→ Records excerpted from a collection
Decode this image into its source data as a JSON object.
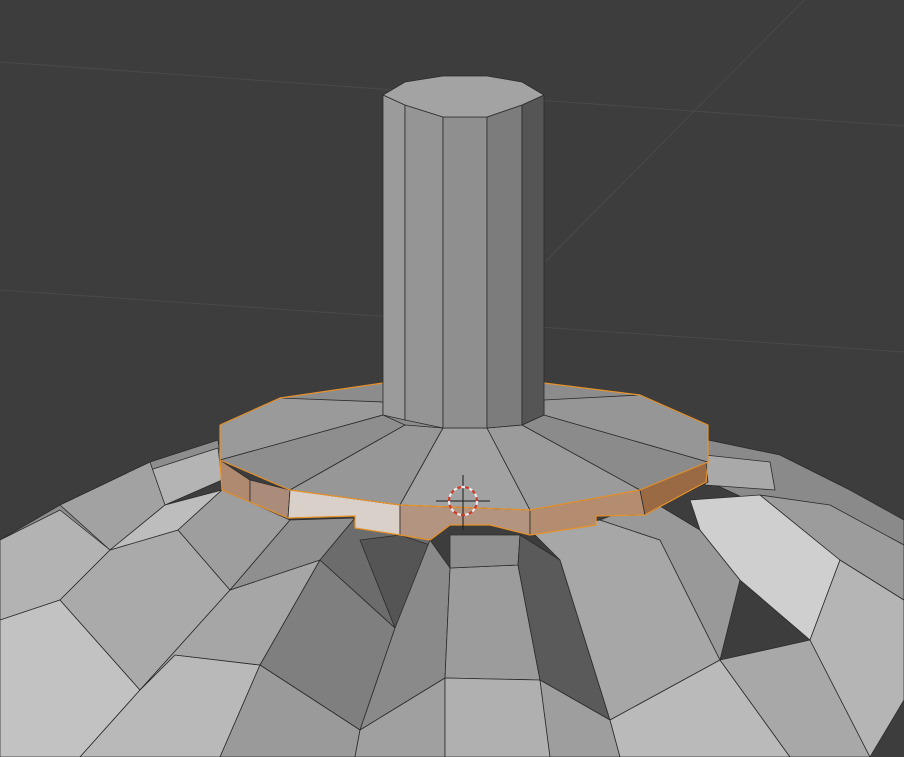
{
  "app": "3D Viewport",
  "viewport": {
    "background_color": "#3d3d3d",
    "grid_color": "#4a4a4a",
    "mesh_base_color": "#9a9a9a",
    "selection_color": "#e8922a",
    "selected_face_color": "#b08a70",
    "active_face_color": "#d9d0ca",
    "cursor_colors": [
      "#e8e8e8",
      "#d23a2a"
    ]
  },
  "objects": [
    {
      "name": "cylinder-post",
      "shape": "cylinder",
      "selected": false
    },
    {
      "name": "base-ring",
      "shape": "ring",
      "selected": true
    },
    {
      "name": "dome",
      "shape": "sphere",
      "selected": false
    }
  ],
  "icons": [
    "3d-cursor-icon"
  ]
}
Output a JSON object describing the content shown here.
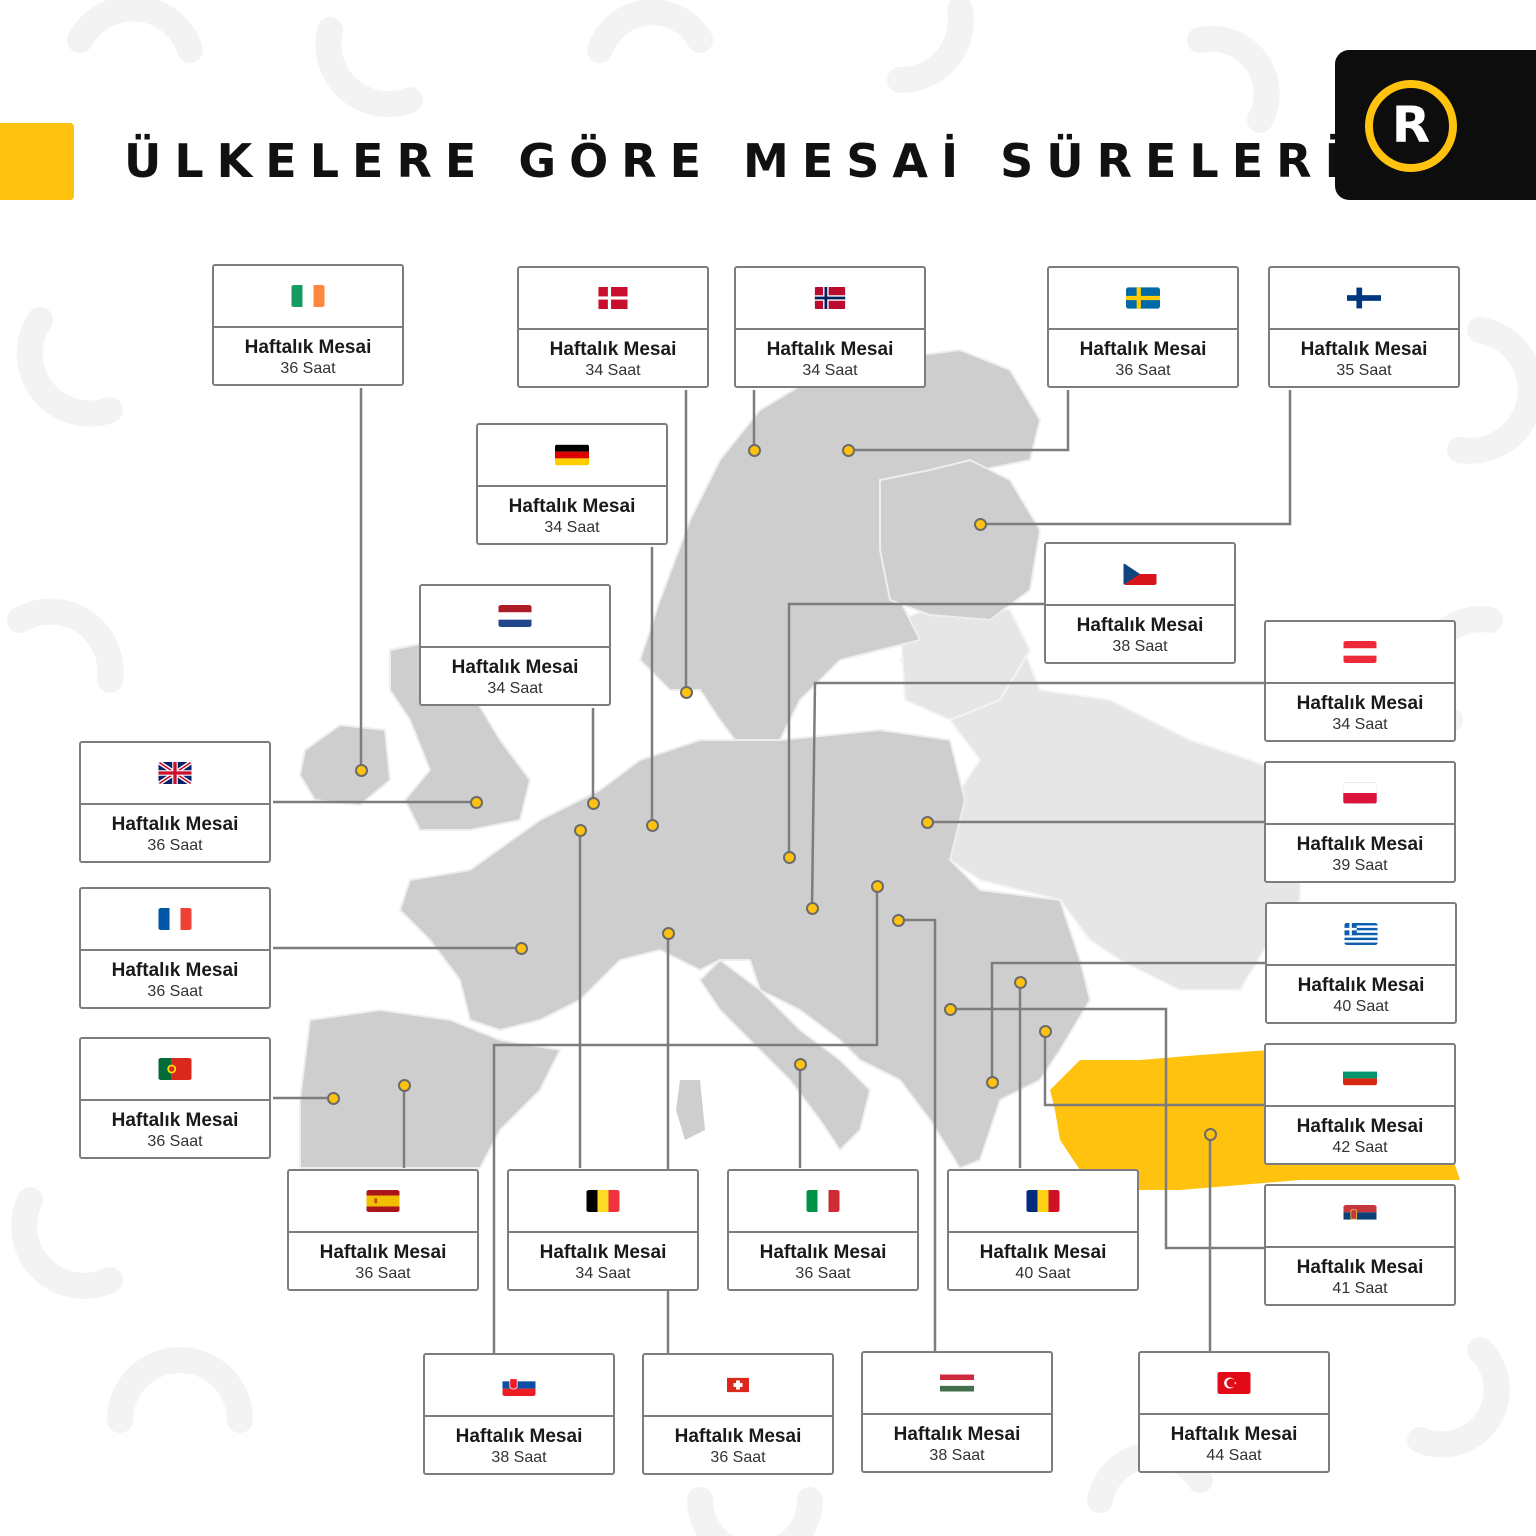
{
  "header": {
    "title": "ÜLKELERE GÖRE MESAİ SÜRELERİ",
    "logo_letter": "R"
  },
  "colors": {
    "accent": "#FFC20E",
    "highlight_country": "#FFC20E",
    "map_land": "#CFCECF",
    "map_land_light": "#E6E6E7",
    "card_border": "#7D7D7D",
    "logo_background": "#0D0D0D"
  },
  "map": {
    "highlighted_country": "Türkiye",
    "countries": [
      {
        "id": "ireland",
        "flag": "ireland-flag",
        "label": "Haftalık Mesai",
        "hours": "36 Saat"
      },
      {
        "id": "denmark",
        "flag": "denmark-flag",
        "label": "Haftalık Mesai",
        "hours": "34 Saat"
      },
      {
        "id": "norway",
        "flag": "norway-flag",
        "label": "Haftalık Mesai",
        "hours": "34 Saat"
      },
      {
        "id": "sweden",
        "flag": "sweden-flag",
        "label": "Haftalık Mesai",
        "hours": "36 Saat"
      },
      {
        "id": "finland",
        "flag": "finland-flag",
        "label": "Haftalık Mesai",
        "hours": "35 Saat"
      },
      {
        "id": "germany",
        "flag": "germany-flag",
        "label": "Haftalık Mesai",
        "hours": "34 Saat"
      },
      {
        "id": "czechia",
        "flag": "czechia-flag",
        "label": "Haftalık Mesai",
        "hours": "38 Saat"
      },
      {
        "id": "netherlands",
        "flag": "netherlands-flag",
        "label": "Haftalık Mesai",
        "hours": "34 Saat"
      },
      {
        "id": "austria",
        "flag": "austria-flag",
        "label": "Haftalık Mesai",
        "hours": "34 Saat"
      },
      {
        "id": "united-kingdom",
        "flag": "uk-flag",
        "label": "Haftalık Mesai",
        "hours": "36 Saat"
      },
      {
        "id": "poland",
        "flag": "poland-flag",
        "label": "Haftalık Mesai",
        "hours": "39 Saat"
      },
      {
        "id": "france",
        "flag": "france-flag",
        "label": "Haftalık Mesai",
        "hours": "36 Saat"
      },
      {
        "id": "greece",
        "flag": "greece-flag",
        "label": "Haftalık Mesai",
        "hours": "40 Saat"
      },
      {
        "id": "portugal",
        "flag": "portugal-flag",
        "label": "Haftalık Mesai",
        "hours": "36 Saat"
      },
      {
        "id": "bulgaria",
        "flag": "bulgaria-flag",
        "label": "Haftalık Mesai",
        "hours": "42 Saat"
      },
      {
        "id": "spain",
        "flag": "spain-flag",
        "label": "Haftalık Mesai",
        "hours": "36 Saat"
      },
      {
        "id": "belgium",
        "flag": "belgium-flag",
        "label": "Haftalık Mesai",
        "hours": "34 Saat"
      },
      {
        "id": "italy",
        "flag": "italy-flag",
        "label": "Haftalık Mesai",
        "hours": "36 Saat"
      },
      {
        "id": "romania",
        "flag": "romania-flag",
        "label": "Haftalık Mesai",
        "hours": "40 Saat"
      },
      {
        "id": "serbia",
        "flag": "serbia-flag",
        "label": "Haftalık Mesai",
        "hours": "41 Saat"
      },
      {
        "id": "slovakia",
        "flag": "slovakia-flag",
        "label": "Haftalık Mesai",
        "hours": "38 Saat"
      },
      {
        "id": "switzerland",
        "flag": "switzerland-flag",
        "label": "Haftalık Mesai",
        "hours": "36 Saat"
      },
      {
        "id": "hungary",
        "flag": "hungary-flag",
        "label": "Haftalık Mesai",
        "hours": "38 Saat"
      },
      {
        "id": "turkey",
        "flag": "turkey-flag",
        "label": "Haftalık Mesai",
        "hours": "44 Saat"
      }
    ]
  }
}
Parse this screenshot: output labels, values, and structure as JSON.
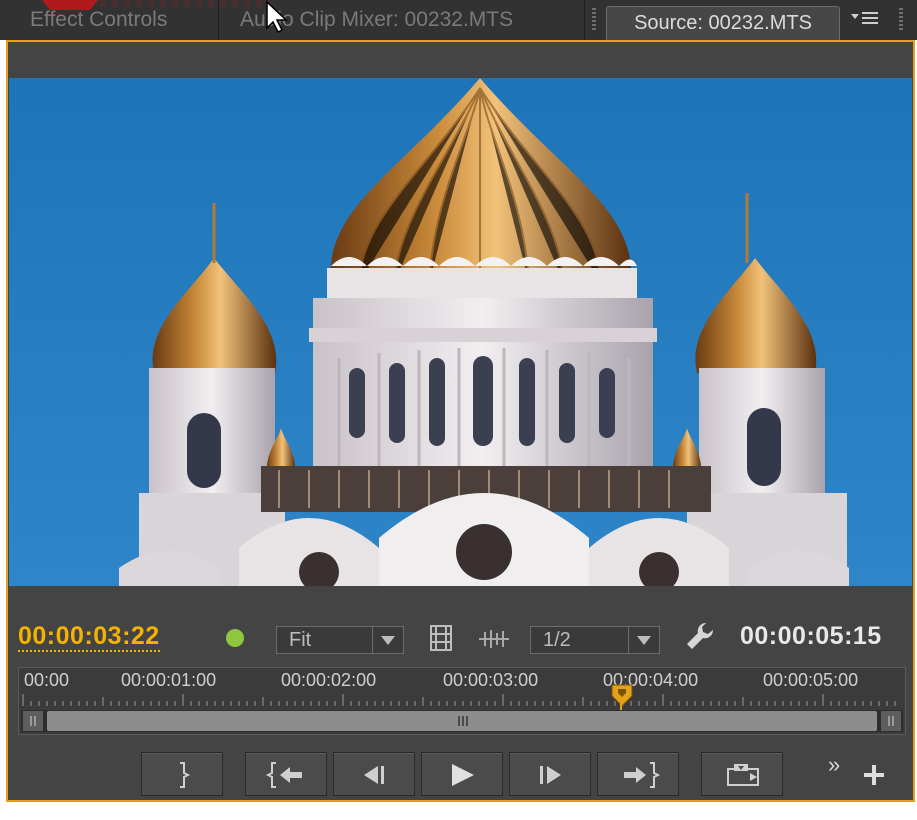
{
  "tabs": {
    "effect_controls": "Effect Controls",
    "audio_clip_mixer": "Audio Clip Mixer: 00232.MTS",
    "source": "Source: 00232.MTS"
  },
  "monitor": {
    "current_timecode": "00:00:03:22",
    "duration_timecode": "00:00:05:15",
    "zoom_select": "Fit",
    "resolution_select": "1/2"
  },
  "ruler": {
    "labels": [
      "00:00",
      "00:00:01:00",
      "00:00:02:00",
      "00:00:03:00",
      "00:00:04:00",
      "00:00:05:00"
    ]
  },
  "transport": {
    "buttons": [
      "mark-in",
      "go-to-in",
      "step-back",
      "play",
      "step-forward",
      "go-to-out",
      "export-frame"
    ]
  },
  "colors": {
    "accent": "#e3a21a",
    "current_timecode": "#f5b300",
    "status_dot": "#8dc63f",
    "panel": "#444444"
  },
  "icons": {
    "panel_menu": "panel-menu-icon",
    "film": "film-icon",
    "audio_waveform": "audio-waveform-icon",
    "wrench": "wrench-icon",
    "add": "plus-icon",
    "overflow": "chevron-double-right-icon"
  }
}
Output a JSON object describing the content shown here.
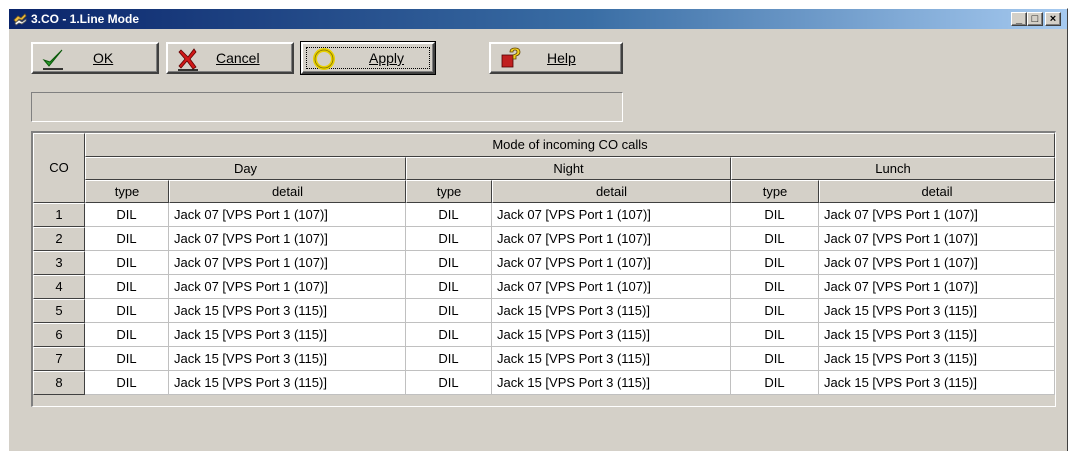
{
  "window": {
    "title": "3.CO - 1.Line Mode",
    "app_icon": "hands-icon",
    "minimize": "_",
    "maximize": "□",
    "close": "×"
  },
  "toolbar": {
    "ok_label": "OK",
    "cancel_label": "Cancel",
    "apply_label": "Apply",
    "help_label": "Help",
    "ok_icon": "checkmark-icon",
    "cancel_icon": "x-mark-icon",
    "apply_icon": "yellow-ring-icon",
    "help_icon": "question-mark-icon"
  },
  "status": {
    "message": ""
  },
  "grid": {
    "co_header": "CO",
    "group_header": "Mode of incoming CO calls",
    "modes": [
      "Day",
      "Night",
      "Lunch"
    ],
    "type_header": "type",
    "detail_header": "detail",
    "rows": [
      {
        "co": "1",
        "day": {
          "type": "DIL",
          "detail": "Jack 07 [VPS Port 1 (107)]"
        },
        "night": {
          "type": "DIL",
          "detail": "Jack 07 [VPS Port 1 (107)]"
        },
        "lunch": {
          "type": "DIL",
          "detail": "Jack 07 [VPS Port 1 (107)]"
        }
      },
      {
        "co": "2",
        "day": {
          "type": "DIL",
          "detail": "Jack 07 [VPS Port 1 (107)]"
        },
        "night": {
          "type": "DIL",
          "detail": "Jack 07 [VPS Port 1 (107)]"
        },
        "lunch": {
          "type": "DIL",
          "detail": "Jack 07 [VPS Port 1 (107)]"
        }
      },
      {
        "co": "3",
        "day": {
          "type": "DIL",
          "detail": "Jack 07 [VPS Port 1 (107)]"
        },
        "night": {
          "type": "DIL",
          "detail": "Jack 07 [VPS Port 1 (107)]"
        },
        "lunch": {
          "type": "DIL",
          "detail": "Jack 07 [VPS Port 1 (107)]"
        }
      },
      {
        "co": "4",
        "day": {
          "type": "DIL",
          "detail": "Jack 07 [VPS Port 1 (107)]"
        },
        "night": {
          "type": "DIL",
          "detail": "Jack 07 [VPS Port 1 (107)]"
        },
        "lunch": {
          "type": "DIL",
          "detail": "Jack 07 [VPS Port 1 (107)]"
        }
      },
      {
        "co": "5",
        "day": {
          "type": "DIL",
          "detail": "Jack 15 [VPS Port 3 (115)]"
        },
        "night": {
          "type": "DIL",
          "detail": "Jack 15 [VPS Port 3 (115)]"
        },
        "lunch": {
          "type": "DIL",
          "detail": "Jack 15 [VPS Port 3 (115)]"
        }
      },
      {
        "co": "6",
        "day": {
          "type": "DIL",
          "detail": "Jack 15 [VPS Port 3 (115)]"
        },
        "night": {
          "type": "DIL",
          "detail": "Jack 15 [VPS Port 3 (115)]"
        },
        "lunch": {
          "type": "DIL",
          "detail": "Jack 15 [VPS Port 3 (115)]"
        }
      },
      {
        "co": "7",
        "day": {
          "type": "DIL",
          "detail": "Jack 15 [VPS Port 3 (115)]"
        },
        "night": {
          "type": "DIL",
          "detail": "Jack 15 [VPS Port 3 (115)]"
        },
        "lunch": {
          "type": "DIL",
          "detail": "Jack 15 [VPS Port 3 (115)]"
        }
      },
      {
        "co": "8",
        "day": {
          "type": "DIL",
          "detail": "Jack 15 [VPS Port 3 (115)]"
        },
        "night": {
          "type": "DIL",
          "detail": "Jack 15 [VPS Port 3 (115)]"
        },
        "lunch": {
          "type": "DIL",
          "detail": "Jack 15 [VPS Port 3 (115)]"
        }
      }
    ]
  }
}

→ Task prompt
Look through the material above. Copy each line where the word "ring" appears.

→ Complete answer
      "name": "base-ring",
      "shape": "ring",
    "apply_icon": "yellow-ring-icon",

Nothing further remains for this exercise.